What the exercise asks
Using the listing below, extract each line that has the word "color" in it.

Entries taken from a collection
• • •

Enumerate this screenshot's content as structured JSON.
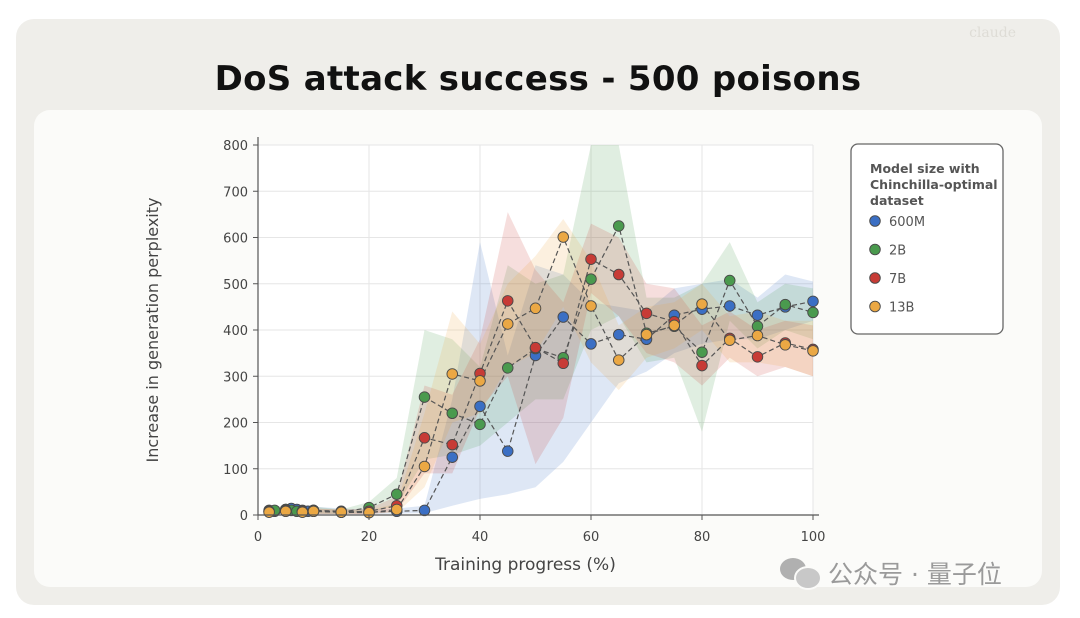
{
  "watermark_corner": "claude",
  "watermark": {
    "text": "公众号 · 量子位",
    "icon": "wechat-icon"
  },
  "chart_data": {
    "type": "line",
    "title": "DoS attack success - 500 poisons",
    "xlabel": "Training progress (%)",
    "ylabel": "Increase in generation perplexity",
    "xlim": [
      0,
      100
    ],
    "ylim": [
      0,
      800
    ],
    "xticks": [
      0,
      20,
      40,
      60,
      80,
      100
    ],
    "yticks": [
      0,
      100,
      200,
      300,
      400,
      500,
      600,
      700,
      800
    ],
    "grid": true,
    "legend": {
      "title": "Model size with Chinchilla-optimal dataset",
      "placement": "right"
    },
    "series": [
      {
        "name": "600M",
        "color": "#3b6fc4",
        "x": [
          2,
          3,
          5,
          6,
          7,
          8,
          9,
          10,
          15,
          20,
          25,
          30,
          35,
          40,
          45,
          50,
          55,
          60,
          65,
          70,
          75,
          80,
          85,
          90,
          95,
          100
        ],
        "y": [
          8,
          8,
          12,
          14,
          12,
          10,
          8,
          10,
          8,
          6,
          8,
          10,
          125,
          235,
          138,
          345,
          428,
          370,
          390,
          380,
          432,
          445,
          452,
          432,
          450,
          462
        ],
        "band_low": [
          2,
          2,
          4,
          5,
          4,
          3,
          2,
          3,
          2,
          2,
          3,
          4,
          20,
          35,
          45,
          60,
          115,
          200,
          285,
          310,
          350,
          370,
          380,
          380,
          400,
          420
        ],
        "band_high": [
          14,
          14,
          20,
          22,
          20,
          18,
          15,
          18,
          14,
          12,
          14,
          20,
          250,
          590,
          345,
          540,
          520,
          460,
          450,
          440,
          490,
          500,
          510,
          470,
          520,
          505
        ]
      },
      {
        "name": "2B",
        "color": "#4a9a4e",
        "x": [
          2,
          3,
          5,
          6,
          7,
          8,
          10,
          15,
          20,
          25,
          30,
          35,
          40,
          45,
          50,
          55,
          60,
          65,
          70,
          75,
          80,
          85,
          90,
          95,
          100
        ],
        "y": [
          10,
          10,
          12,
          10,
          8,
          8,
          10,
          6,
          16,
          45,
          255,
          220,
          196,
          318,
          360,
          340,
          510,
          625,
          393,
          408,
          352,
          507,
          408,
          455,
          438
        ],
        "band_low": [
          3,
          3,
          4,
          3,
          2,
          2,
          3,
          2,
          6,
          20,
          120,
          130,
          150,
          200,
          250,
          250,
          400,
          430,
          330,
          340,
          180,
          420,
          360,
          400,
          380
        ],
        "band_high": [
          18,
          18,
          20,
          18,
          15,
          15,
          18,
          12,
          28,
          80,
          400,
          380,
          320,
          540,
          500,
          520,
          800,
          800,
          470,
          470,
          500,
          590,
          460,
          500,
          490
        ]
      },
      {
        "name": "7B",
        "color": "#c73b36",
        "x": [
          2,
          5,
          8,
          10,
          15,
          20,
          25,
          30,
          35,
          40,
          45,
          50,
          55,
          60,
          65,
          70,
          75,
          80,
          85,
          90,
          95,
          100
        ],
        "y": [
          8,
          10,
          8,
          8,
          6,
          8,
          20,
          167,
          152,
          306,
          463,
          362,
          328,
          553,
          520,
          436,
          418,
          323,
          382,
          342,
          372,
          358
        ],
        "band_low": [
          2,
          3,
          2,
          2,
          2,
          2,
          8,
          90,
          90,
          230,
          300,
          110,
          210,
          480,
          430,
          350,
          330,
          280,
          340,
          300,
          320,
          300
        ],
        "band_high": [
          14,
          18,
          14,
          14,
          12,
          14,
          40,
          280,
          260,
          380,
          655,
          530,
          460,
          630,
          600,
          500,
          490,
          410,
          440,
          400,
          420,
          410
        ]
      },
      {
        "name": "13B",
        "color": "#eba844",
        "x": [
          2,
          5,
          8,
          10,
          15,
          20,
          25,
          30,
          35,
          40,
          45,
          50,
          55,
          60,
          65,
          70,
          75,
          80,
          85,
          90,
          95,
          100
        ],
        "y": [
          6,
          8,
          6,
          8,
          6,
          5,
          12,
          105,
          305,
          290,
          413,
          447,
          601,
          452,
          335,
          390,
          410,
          456,
          378,
          388,
          368,
          355
        ],
        "band_low": [
          2,
          3,
          2,
          3,
          2,
          2,
          5,
          60,
          200,
          220,
          320,
          350,
          450,
          330,
          270,
          340,
          360,
          400,
          330,
          330,
          320,
          300
        ],
        "band_high": [
          12,
          14,
          12,
          14,
          12,
          10,
          25,
          220,
          440,
          370,
          500,
          560,
          640,
          550,
          410,
          450,
          460,
          500,
          430,
          440,
          420,
          420
        ]
      }
    ]
  }
}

• • •

Problem solution
        "color": "#3b6fc4",
        "color": "#4a9a4e",
        "color": "#c73b36",
        "color": "#eba844",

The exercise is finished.